*** Data extract ***
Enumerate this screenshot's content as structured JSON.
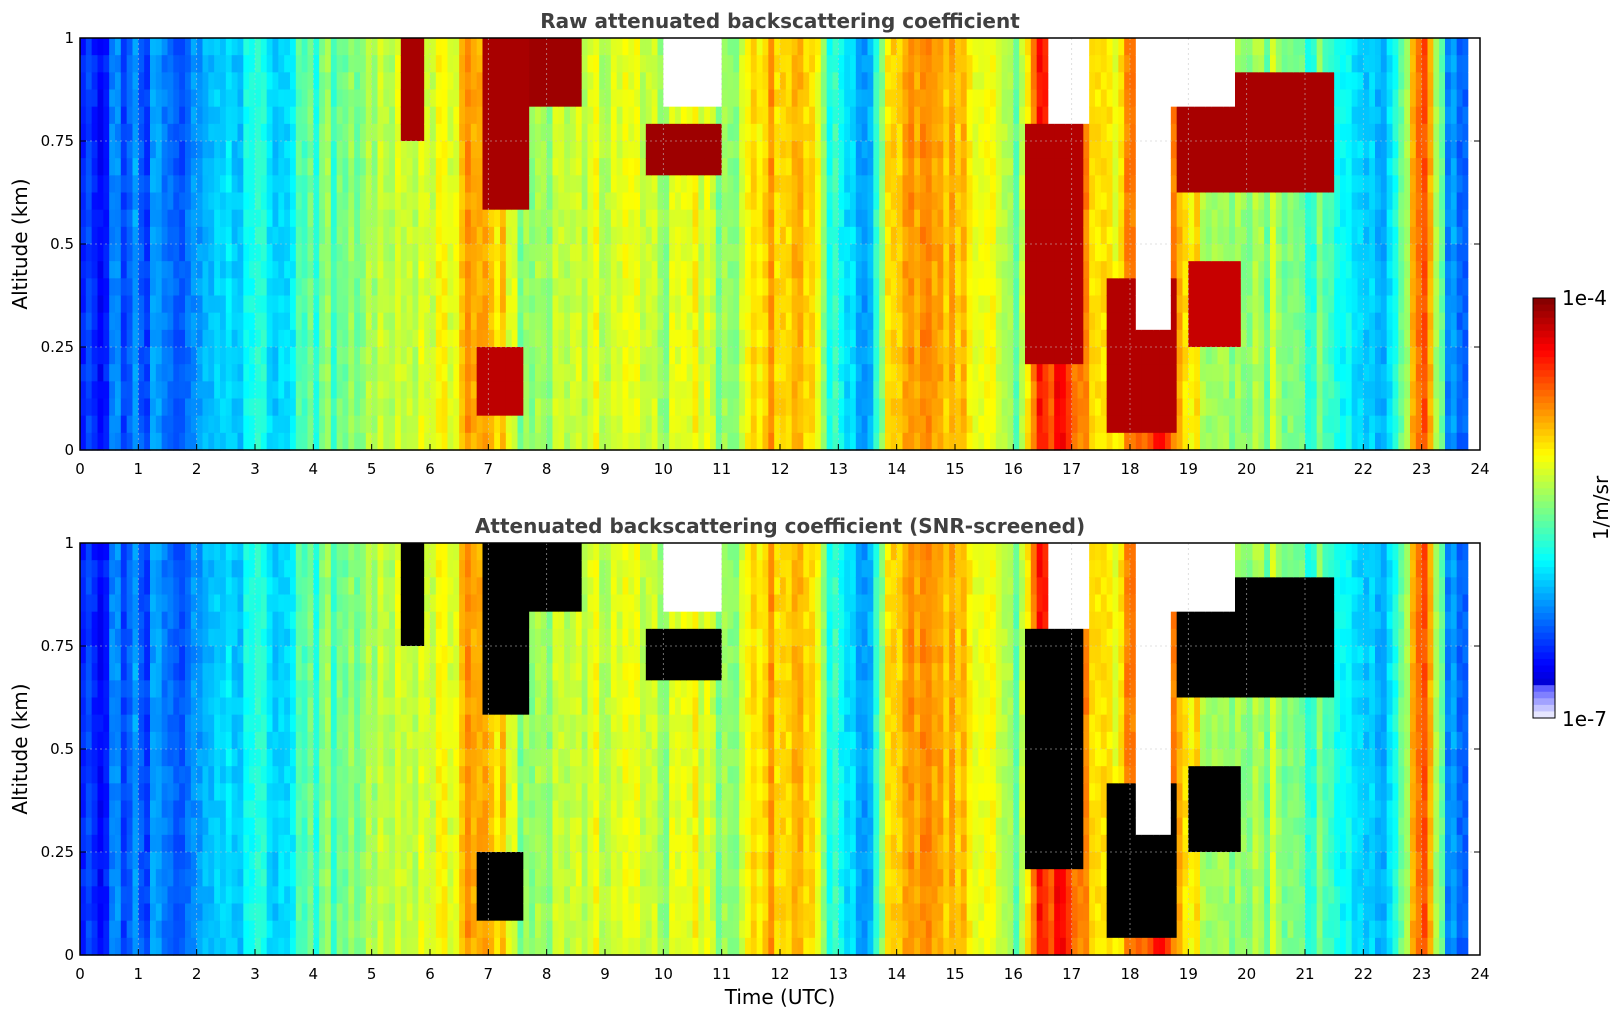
{
  "chart_data": [
    {
      "type": "heatmap",
      "title": "Raw attenuated backscattering coefficient",
      "xlabel": "",
      "ylabel": "Altitude (km)",
      "xlim": [
        0,
        24
      ],
      "ylim": [
        0,
        1
      ],
      "xticks": [
        "0",
        "1",
        "2",
        "3",
        "4",
        "5",
        "6",
        "7",
        "8",
        "9",
        "10",
        "11",
        "12",
        "13",
        "14",
        "15",
        "16",
        "17",
        "18",
        "19",
        "20",
        "21",
        "22",
        "23",
        "24"
      ],
      "yticks": [
        "0",
        "0.25",
        "0.5",
        "0.75",
        "1"
      ],
      "grid": true,
      "screened": false,
      "colormap": "jet",
      "column_profile": {
        "time_utc": [
          0,
          0.5,
          1,
          1.5,
          2,
          2.5,
          3,
          3.5,
          4,
          4.5,
          5,
          5.5,
          6,
          6.5,
          7,
          7.5,
          8,
          8.5,
          9,
          9.5,
          10,
          10.5,
          11,
          11.5,
          12,
          12.5,
          13,
          13.5,
          14,
          14.5,
          15,
          15.5,
          16,
          16.5,
          17,
          17.5,
          18,
          18.5,
          19,
          19.5,
          20,
          20.5,
          21,
          21.5,
          22,
          22.5,
          23,
          23.5
        ],
        "relative_level": [
          0.14,
          0.2,
          0.23,
          0.25,
          0.27,
          0.35,
          0.38,
          0.35,
          0.45,
          0.5,
          0.58,
          0.55,
          0.6,
          0.66,
          0.72,
          0.55,
          0.5,
          0.56,
          0.58,
          0.56,
          0.55,
          0.6,
          0.5,
          0.62,
          0.7,
          0.65,
          0.35,
          0.3,
          0.72,
          0.78,
          0.68,
          0.62,
          0.48,
          0.84,
          0.82,
          0.6,
          0.72,
          0.86,
          0.64,
          0.52,
          0.5,
          0.54,
          0.46,
          0.46,
          0.35,
          0.3,
          0.82,
          0.25
        ]
      },
      "cloud_regions": [
        {
          "time_start": 5.5,
          "time_end": 5.9,
          "alt_bottom": 0.75,
          "alt_top": 1.0,
          "level": 0.96
        },
        {
          "time_start": 6.9,
          "time_end": 7.7,
          "alt_bottom": 0.6,
          "alt_top": 1.0,
          "level": 0.96
        },
        {
          "time_start": 6.8,
          "time_end": 7.6,
          "alt_bottom": 0.1,
          "alt_top": 0.25,
          "level": 0.94
        },
        {
          "time_start": 7.5,
          "time_end": 8.6,
          "alt_bottom": 0.85,
          "alt_top": 1.0,
          "level": 0.97
        },
        {
          "time_start": 9.7,
          "time_end": 11.0,
          "alt_bottom": 0.67,
          "alt_top": 0.8,
          "level": 0.97
        },
        {
          "time_start": 16.2,
          "time_end": 17.2,
          "alt_bottom": 0.2,
          "alt_top": 0.8,
          "level": 0.95
        },
        {
          "time_start": 17.6,
          "time_end": 18.8,
          "alt_bottom": 0.05,
          "alt_top": 0.4,
          "level": 0.95
        },
        {
          "time_start": 19.0,
          "time_end": 19.9,
          "alt_bottom": 0.25,
          "alt_top": 0.45,
          "level": 0.93
        },
        {
          "time_start": 18.8,
          "time_end": 21.5,
          "alt_bottom": 0.62,
          "alt_top": 0.9,
          "level": 0.96
        }
      ],
      "empty_regions": [
        {
          "time_start": 10.0,
          "time_end": 11.0,
          "alt_bottom": 0.82,
          "alt_top": 1.0
        },
        {
          "time_start": 16.6,
          "time_end": 17.3,
          "alt_bottom": 0.8,
          "alt_top": 1.0
        },
        {
          "time_start": 18.1,
          "time_end": 18.7,
          "alt_bottom": 0.3,
          "alt_top": 1.0
        },
        {
          "time_start": 18.7,
          "time_end": 19.8,
          "alt_bottom": 0.85,
          "alt_top": 1.0
        }
      ]
    },
    {
      "type": "heatmap",
      "title": "Attenuated backscattering coefficient (SNR-screened)",
      "xlabel": "Time (UTC)",
      "ylabel": "Altitude (km)",
      "xlim": [
        0,
        24
      ],
      "ylim": [
        0,
        1
      ],
      "xticks": [
        "0",
        "1",
        "2",
        "3",
        "4",
        "5",
        "6",
        "7",
        "8",
        "9",
        "10",
        "11",
        "12",
        "13",
        "14",
        "15",
        "16",
        "17",
        "18",
        "19",
        "20",
        "21",
        "22",
        "23",
        "24"
      ],
      "yticks": [
        "0",
        "0.25",
        "0.5",
        "0.75",
        "1"
      ],
      "grid": true,
      "screened": true,
      "colormap": "jet"
    }
  ],
  "colorbar": {
    "label": "1/m/sr",
    "max_label": "1e-4",
    "min_label": "1e-7",
    "min": 1e-07,
    "max": 0.0001,
    "scale": "log"
  },
  "colors": {
    "cloud_core": "#7f0000",
    "screened": "#000000",
    "empty": "#ffffff",
    "grid": "#c8c8c8"
  }
}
***
» **Exercise task**
Nothing in the entries above should change when they are printed again, except that the pictures are dropped.

» **Result of the task**
Enumerate this screenshot's content as structured JSON.
{
  "chart_data": [
    {
      "type": "heatmap",
      "title": "Raw attenuated backscattering coefficient",
      "xlabel": "",
      "ylabel": "Altitude (km)",
      "xlim": [
        0,
        24
      ],
      "ylim": [
        0,
        1
      ],
      "xticks": [
        "0",
        "1",
        "2",
        "3",
        "4",
        "5",
        "6",
        "7",
        "8",
        "9",
        "10",
        "11",
        "12",
        "13",
        "14",
        "15",
        "16",
        "17",
        "18",
        "19",
        "20",
        "21",
        "22",
        "23",
        "24"
      ],
      "yticks": [
        "0",
        "0.25",
        "0.5",
        "0.75",
        "1"
      ],
      "grid": true,
      "screened": false,
      "colormap": "jet",
      "column_profile": {
        "time_utc": [
          0,
          0.5,
          1,
          1.5,
          2,
          2.5,
          3,
          3.5,
          4,
          4.5,
          5,
          5.5,
          6,
          6.5,
          7,
          7.5,
          8,
          8.5,
          9,
          9.5,
          10,
          10.5,
          11,
          11.5,
          12,
          12.5,
          13,
          13.5,
          14,
          14.5,
          15,
          15.5,
          16,
          16.5,
          17,
          17.5,
          18,
          18.5,
          19,
          19.5,
          20,
          20.5,
          21,
          21.5,
          22,
          22.5,
          23,
          23.5
        ],
        "relative_level": [
          0.14,
          0.2,
          0.23,
          0.25,
          0.27,
          0.35,
          0.38,
          0.35,
          0.45,
          0.5,
          0.58,
          0.55,
          0.6,
          0.66,
          0.72,
          0.55,
          0.5,
          0.56,
          0.58,
          0.56,
          0.55,
          0.6,
          0.5,
          0.62,
          0.7,
          0.65,
          0.35,
          0.3,
          0.72,
          0.78,
          0.68,
          0.62,
          0.48,
          0.84,
          0.82,
          0.6,
          0.72,
          0.86,
          0.64,
          0.52,
          0.5,
          0.54,
          0.46,
          0.46,
          0.35,
          0.3,
          0.82,
          0.25
        ]
      },
      "cloud_regions": [
        {
          "time_start": 5.5,
          "time_end": 5.9,
          "alt_bottom": 0.75,
          "alt_top": 1.0,
          "level": 0.96
        },
        {
          "time_start": 6.9,
          "time_end": 7.7,
          "alt_bottom": 0.6,
          "alt_top": 1.0,
          "level": 0.96
        },
        {
          "time_start": 6.8,
          "time_end": 7.6,
          "alt_bottom": 0.1,
          "alt_top": 0.25,
          "level": 0.94
        },
        {
          "time_start": 7.5,
          "time_end": 8.6,
          "alt_bottom": 0.85,
          "alt_top": 1.0,
          "level": 0.97
        },
        {
          "time_start": 9.7,
          "time_end": 11.0,
          "alt_bottom": 0.67,
          "alt_top": 0.8,
          "level": 0.97
        },
        {
          "time_start": 16.2,
          "time_end": 17.2,
          "alt_bottom": 0.2,
          "alt_top": 0.8,
          "level": 0.95
        },
        {
          "time_start": 17.6,
          "time_end": 18.8,
          "alt_bottom": 0.05,
          "alt_top": 0.4,
          "level": 0.95
        },
        {
          "time_start": 19.0,
          "time_end": 19.9,
          "alt_bottom": 0.25,
          "alt_top": 0.45,
          "level": 0.93
        },
        {
          "time_start": 18.8,
          "time_end": 21.5,
          "alt_bottom": 0.62,
          "alt_top": 0.9,
          "level": 0.96
        }
      ],
      "empty_regions": [
        {
          "time_start": 10.0,
          "time_end": 11.0,
          "alt_bottom": 0.82,
          "alt_top": 1.0
        },
        {
          "time_start": 16.6,
          "time_end": 17.3,
          "alt_bottom": 0.8,
          "alt_top": 1.0
        },
        {
          "time_start": 18.1,
          "time_end": 18.7,
          "alt_bottom": 0.3,
          "alt_top": 1.0
        },
        {
          "time_start": 18.7,
          "time_end": 19.8,
          "alt_bottom": 0.85,
          "alt_top": 1.0
        }
      ]
    },
    {
      "type": "heatmap",
      "title": "Attenuated backscattering coefficient (SNR-screened)",
      "xlabel": "Time (UTC)",
      "ylabel": "Altitude (km)",
      "xlim": [
        0,
        24
      ],
      "ylim": [
        0,
        1
      ],
      "xticks": [
        "0",
        "1",
        "2",
        "3",
        "4",
        "5",
        "6",
        "7",
        "8",
        "9",
        "10",
        "11",
        "12",
        "13",
        "14",
        "15",
        "16",
        "17",
        "18",
        "19",
        "20",
        "21",
        "22",
        "23",
        "24"
      ],
      "yticks": [
        "0",
        "0.25",
        "0.5",
        "0.75",
        "1"
      ],
      "grid": true,
      "screened": true,
      "colormap": "jet"
    }
  ],
  "colorbar": {
    "label": "1/m/sr",
    "max_label": "1e-4",
    "min_label": "1e-7",
    "min": 1e-07,
    "max": 0.0001,
    "scale": "log"
  },
  "colors": {
    "cloud_core": "#7f0000",
    "screened": "#000000",
    "empty": "#ffffff",
    "grid": "#c8c8c8"
  }
}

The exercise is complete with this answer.